=== Provided material ===
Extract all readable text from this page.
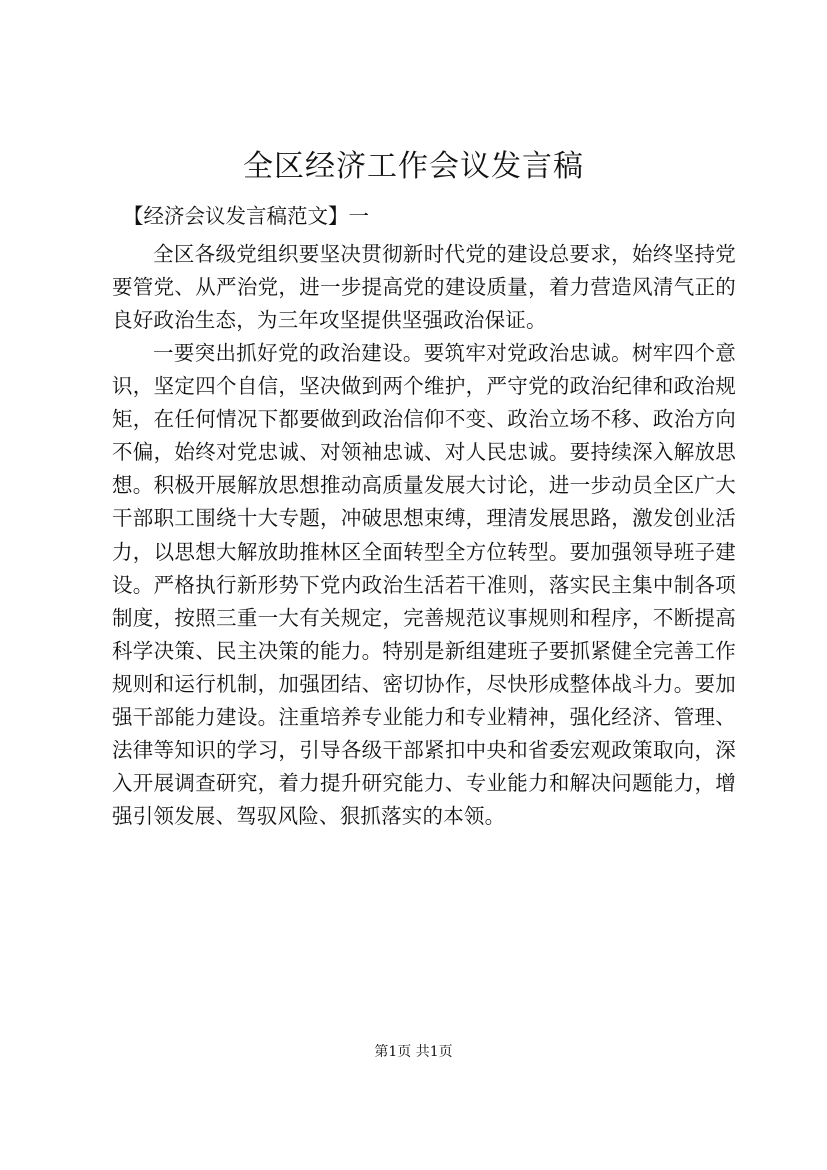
全区经济工作会议发言稿

【经济会议发言稿范文】一

全区各级党组织要坚决贯彻新时代党的建设总要求，始终坚持党要管党、从严治党，进一步提高党的建设质量，着力营造风清气正的良好政治生态，为三年攻坚提供坚强政治保证。

一要突出抓好党的政治建设。要筑牢对党政治忠诚。树牢四个意识，坚定四个自信，坚决做到两个维护，严守党的政治纪律和政治规矩，在任何情况下都要做到政治信仰不变、政治立场不移、政治方向不偏，始终对党忠诚、对领袖忠诚、对人民忠诚。要持续深入解放思想。积极开展解放思想推动高质量发展大讨论，进一步动员全区广大干部职工围绕十大专题，冲破思想束缚，理清发展思路，激发创业活力，以思想大解放助推林区全面转型全方位转型。要加强领导班子建设。严格执行新形势下党内政治生活若干准则，落实民主集中制各项制度，按照三重一大有关规定，完善规范议事规则和程序，不断提高科学决策、民主决策的能力。特别是新组建班子要抓紧健全完善工作规则和运行机制，加强团结、密切协作，尽快形成整体战斗力。要加强干部能力建设。注重培养专业能力和专业精神，强化经济、管理、法律等知识的学习，引导各级干部紧扣中央和省委宏观政策取向，深入开展调查研究，着力提升研究能力、专业能力和解决问题能力，增强引领发展、驾驭风险、狠抓落实的本领。

第1页 共1页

=== Problem description ===
Write the entries above out in full, exactly, with no images.

=== Finished task ===
Extract all readable text from this page.
全区经济工作会议发言稿

【经济会议发言稿范文】一

全区各级党组织要坚决贯彻新时代党的建设总要求，始终坚持党要管党、从严治党，进一步提高党的建设质量，着力营造风清气正的良好政治生态，为三年攻坚提供坚强政治保证。

一要突出抓好党的政治建设。要筑牢对党政治忠诚。树牢四个意识，坚定四个自信，坚决做到两个维护，严守党的政治纪律和政治规矩，在任何情况下都要做到政治信仰不变、政治立场不移、政治方向不偏，始终对党忠诚、对领袖忠诚、对人民忠诚。要持续深入解放思想。积极开展解放思想推动高质量发展大讨论，进一步动员全区广大干部职工围绕十大专题，冲破思想束缚，理清发展思路，激发创业活力，以思想大解放助推林区全面转型全方位转型。要加强领导班子建设。严格执行新形势下党内政治生活若干准则，落实民主集中制各项制度，按照三重一大有关规定，完善规范议事规则和程序，不断提高科学决策、民主决策的能力。特别是新组建班子要抓紧健全完善工作规则和运行机制，加强团结、密切协作，尽快形成整体战斗力。要加强干部能力建设。注重培养专业能力和专业精神，强化经济、管理、法律等知识的学习，引导各级干部紧扣中央和省委宏观政策取向，深入开展调查研究，着力提升研究能力、专业能力和解决问题能力，增强引领发展、驾驭风险、狠抓落实的本领。

第1页 共1页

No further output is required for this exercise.